Given problem:
Every entry below should be transcribed exactly; pictures stay out of the copy.

========================================================================

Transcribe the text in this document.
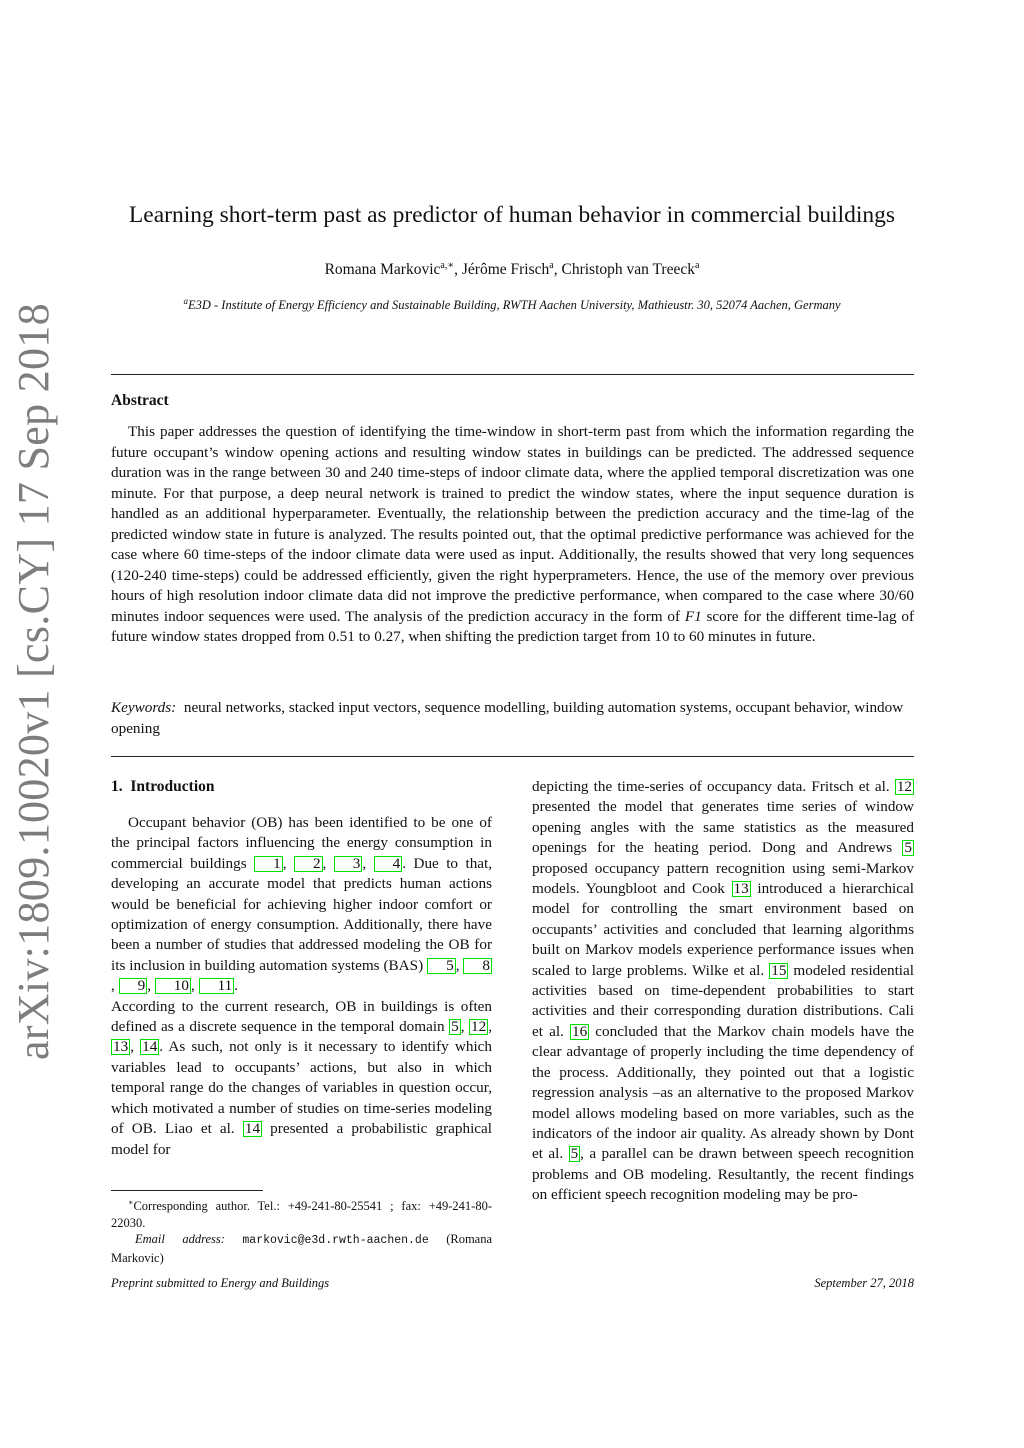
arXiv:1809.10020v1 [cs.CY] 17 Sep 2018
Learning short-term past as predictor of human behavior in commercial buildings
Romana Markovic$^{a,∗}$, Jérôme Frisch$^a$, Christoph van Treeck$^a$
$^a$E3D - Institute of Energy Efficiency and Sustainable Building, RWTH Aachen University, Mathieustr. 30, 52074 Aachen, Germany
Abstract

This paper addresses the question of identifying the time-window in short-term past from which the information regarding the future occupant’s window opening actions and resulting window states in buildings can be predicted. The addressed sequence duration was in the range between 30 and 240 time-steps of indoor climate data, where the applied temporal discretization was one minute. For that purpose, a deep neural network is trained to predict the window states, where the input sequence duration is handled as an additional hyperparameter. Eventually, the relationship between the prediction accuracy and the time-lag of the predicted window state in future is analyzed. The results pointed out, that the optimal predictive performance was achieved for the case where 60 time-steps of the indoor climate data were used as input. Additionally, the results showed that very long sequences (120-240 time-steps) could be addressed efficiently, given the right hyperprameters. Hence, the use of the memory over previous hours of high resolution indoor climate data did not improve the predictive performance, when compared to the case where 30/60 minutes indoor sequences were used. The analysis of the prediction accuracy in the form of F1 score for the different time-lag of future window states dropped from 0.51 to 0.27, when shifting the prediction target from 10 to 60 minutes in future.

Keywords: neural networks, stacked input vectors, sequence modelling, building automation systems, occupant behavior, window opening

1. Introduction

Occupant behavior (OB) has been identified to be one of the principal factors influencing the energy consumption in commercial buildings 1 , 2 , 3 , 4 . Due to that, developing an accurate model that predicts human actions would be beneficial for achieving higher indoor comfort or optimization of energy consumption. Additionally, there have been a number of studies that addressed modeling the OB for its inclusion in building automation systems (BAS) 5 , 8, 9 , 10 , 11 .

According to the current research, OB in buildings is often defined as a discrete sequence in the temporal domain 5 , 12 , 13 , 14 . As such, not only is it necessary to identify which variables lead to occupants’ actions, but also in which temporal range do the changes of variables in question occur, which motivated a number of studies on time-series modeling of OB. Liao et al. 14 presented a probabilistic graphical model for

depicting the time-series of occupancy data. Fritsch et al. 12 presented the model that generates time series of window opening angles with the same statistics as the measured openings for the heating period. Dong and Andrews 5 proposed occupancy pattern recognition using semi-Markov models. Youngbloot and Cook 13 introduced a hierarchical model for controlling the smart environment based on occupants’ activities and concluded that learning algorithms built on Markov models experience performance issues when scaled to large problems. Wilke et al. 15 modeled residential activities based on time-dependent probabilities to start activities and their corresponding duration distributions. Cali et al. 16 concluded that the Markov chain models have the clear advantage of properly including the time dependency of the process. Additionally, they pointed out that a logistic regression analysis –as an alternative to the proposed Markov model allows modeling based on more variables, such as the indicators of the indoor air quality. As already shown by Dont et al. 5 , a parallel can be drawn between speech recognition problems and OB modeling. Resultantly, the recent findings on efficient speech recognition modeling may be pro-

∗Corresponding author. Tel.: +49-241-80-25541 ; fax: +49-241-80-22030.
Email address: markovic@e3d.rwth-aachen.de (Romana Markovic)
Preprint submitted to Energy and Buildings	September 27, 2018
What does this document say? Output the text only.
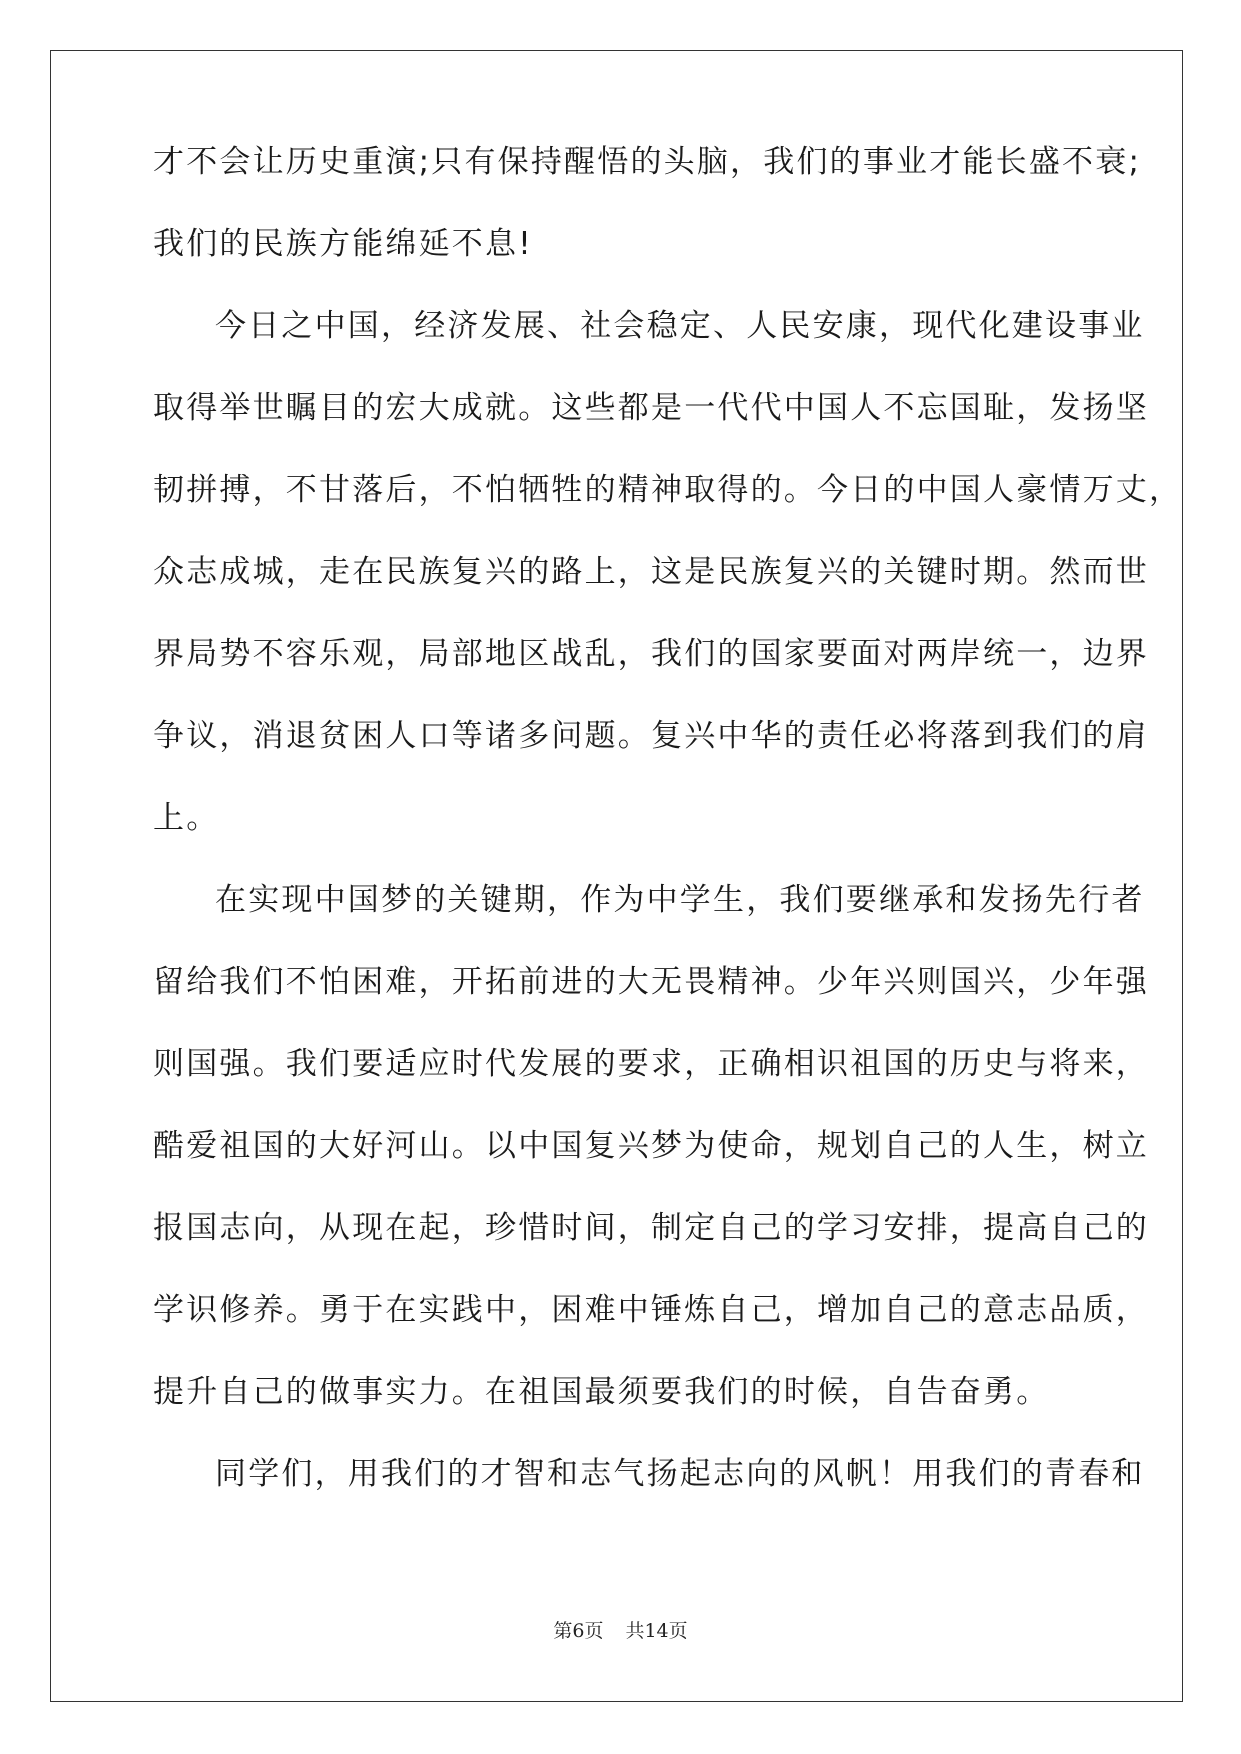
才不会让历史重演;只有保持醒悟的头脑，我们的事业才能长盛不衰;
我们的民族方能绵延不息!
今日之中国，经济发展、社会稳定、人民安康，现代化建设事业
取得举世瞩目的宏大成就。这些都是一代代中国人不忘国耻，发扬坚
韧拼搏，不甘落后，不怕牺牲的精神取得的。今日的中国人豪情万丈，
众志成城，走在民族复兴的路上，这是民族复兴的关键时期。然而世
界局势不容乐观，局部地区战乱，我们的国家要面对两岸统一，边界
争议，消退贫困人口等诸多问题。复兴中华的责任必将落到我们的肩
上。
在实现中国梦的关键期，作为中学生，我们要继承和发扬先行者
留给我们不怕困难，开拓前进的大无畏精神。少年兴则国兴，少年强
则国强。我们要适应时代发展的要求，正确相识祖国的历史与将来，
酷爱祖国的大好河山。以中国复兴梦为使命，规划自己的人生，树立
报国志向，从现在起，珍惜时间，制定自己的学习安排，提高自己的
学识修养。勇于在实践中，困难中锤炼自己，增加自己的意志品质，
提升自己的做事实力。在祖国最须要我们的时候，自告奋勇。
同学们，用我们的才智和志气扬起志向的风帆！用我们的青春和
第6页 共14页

========================================================================

Result of this task:
Transcribe the text in this document.
arXiv:1809.10020v1 [cs.CY] 17 Sep 2018
Learning short-term past as predictor of human behavior in commercial buildings
Romana Markovic$^{a,∗}$, Jérôme Frisch$^a$, Christoph van Treeck$^a$
$^a$E3D - Institute of Energy Efficiency and Sustainable Building, RWTH Aachen University, Mathieustr. 30, 52074 Aachen, Germany
Abstract

This paper addresses the question of identifying the time-window in short-term past from which the information regarding the future occupant’s window opening actions and resulting window states in buildings can be predicted. The addressed sequence duration was in the range between 30 and 240 time-steps of indoor climate data, where the applied temporal discretization was one minute. For that purpose, a deep neural network is trained to predict the window states, where the input sequence duration is handled as an additional hyperparameter. Eventually, the relationship between the prediction accuracy and the time-lag of the predicted window state in future is analyzed. The results pointed out, that the optimal predictive performance was achieved for the case where 60 time-steps of the indoor climate data were used as input. Additionally, the results showed that very long sequences (120-240 time-steps) could be addressed efficiently, given the right hyperprameters. Hence, the use of the memory over previous hours of high resolution indoor climate data did not improve the predictive performance, when compared to the case where 30/60 minutes indoor sequences were used. The analysis of the prediction accuracy in the form of F1 score for the different time-lag of future window states dropped from 0.51 to 0.27, when shifting the prediction target from 10 to 60 minutes in future.

Keywords: neural networks, stacked input vectors, sequence modelling, building automation systems, occupant behavior, window opening

1. Introduction

Occupant behavior (OB) has been identified to be one of the principal factors influencing the energy consumption in commercial buildings 1 , 2 , 3 , 4 . Due to that, developing an accurate model that predicts human actions would be beneficial for achieving higher indoor comfort or optimization of energy consumption. Additionally, there have been a number of studies that addressed modeling the OB for its inclusion in building automation systems (BAS) 5 , 8, 9 , 10 , 11 .

According to the current research, OB in buildings is often defined as a discrete sequence in the temporal domain 5 , 12 , 13 , 14 . As such, not only is it necessary to identify which variables lead to occupants’ actions, but also in which temporal range do the changes of variables in question occur, which motivated a number of studies on time-series modeling of OB. Liao et al. 14 presented a probabilistic graphical model for

depicting the time-series of occupancy data. Fritsch et al. 12 presented the model that generates time series of window opening angles with the same statistics as the measured openings for the heating period. Dong and Andrews 5 proposed occupancy pattern recognition using semi-Markov models. Youngbloot and Cook 13 introduced a hierarchical model for controlling the smart environment based on occupants’ activities and concluded that learning algorithms built on Markov models experience performance issues when scaled to large problems. Wilke et al. 15 modeled residential activities based on time-dependent probabilities to start activities and their corresponding duration distributions. Cali et al. 16 concluded that the Markov chain models have the clear advantage of properly including the time dependency of the process. Additionally, they pointed out that a logistic regression analysis –as an alternative to the proposed Markov model allows modeling based on more variables, such as the indicators of the indoor air quality. As already shown by Dont et al. 5 , a parallel can be drawn between speech recognition problems and OB modeling. Resultantly, the recent findings on efficient speech recognition modeling may be pro-

∗Corresponding author. Tel.: +49-241-80-25541 ; fax: +49-241-80-22030.
Email address: markovic@e3d.rwth-aachen.de (Romana Markovic)
Preprint submitted to Energy and Buildings	September 27, 2018
What does this document say? Output the text only.
才不会让历史重演;只有保持醒悟的头脑，我们的事业才能长盛不衰;
我们的民族方能绵延不息!
今日之中国，经济发展、社会稳定、人民安康，现代化建设事业
取得举世瞩目的宏大成就。这些都是一代代中国人不忘国耻，发扬坚
韧拼搏，不甘落后，不怕牺牲的精神取得的。今日的中国人豪情万丈，
众志成城，走在民族复兴的路上，这是民族复兴的关键时期。然而世
界局势不容乐观，局部地区战乱，我们的国家要面对两岸统一，边界
争议，消退贫困人口等诸多问题。复兴中华的责任必将落到我们的肩
上。
在实现中国梦的关键期，作为中学生，我们要继承和发扬先行者
留给我们不怕困难，开拓前进的大无畏精神。少年兴则国兴，少年强
则国强。我们要适应时代发展的要求，正确相识祖国的历史与将来，
酷爱祖国的大好河山。以中国复兴梦为使命，规划自己的人生，树立
报国志向，从现在起，珍惜时间，制定自己的学习安排，提高自己的
学识修养。勇于在实践中，困难中锤炼自己，增加自己的意志品质，
提升自己的做事实力。在祖国最须要我们的时候，自告奋勇。
同学们，用我们的才智和志气扬起志向的风帆！用我们的青春和
第6页 共14页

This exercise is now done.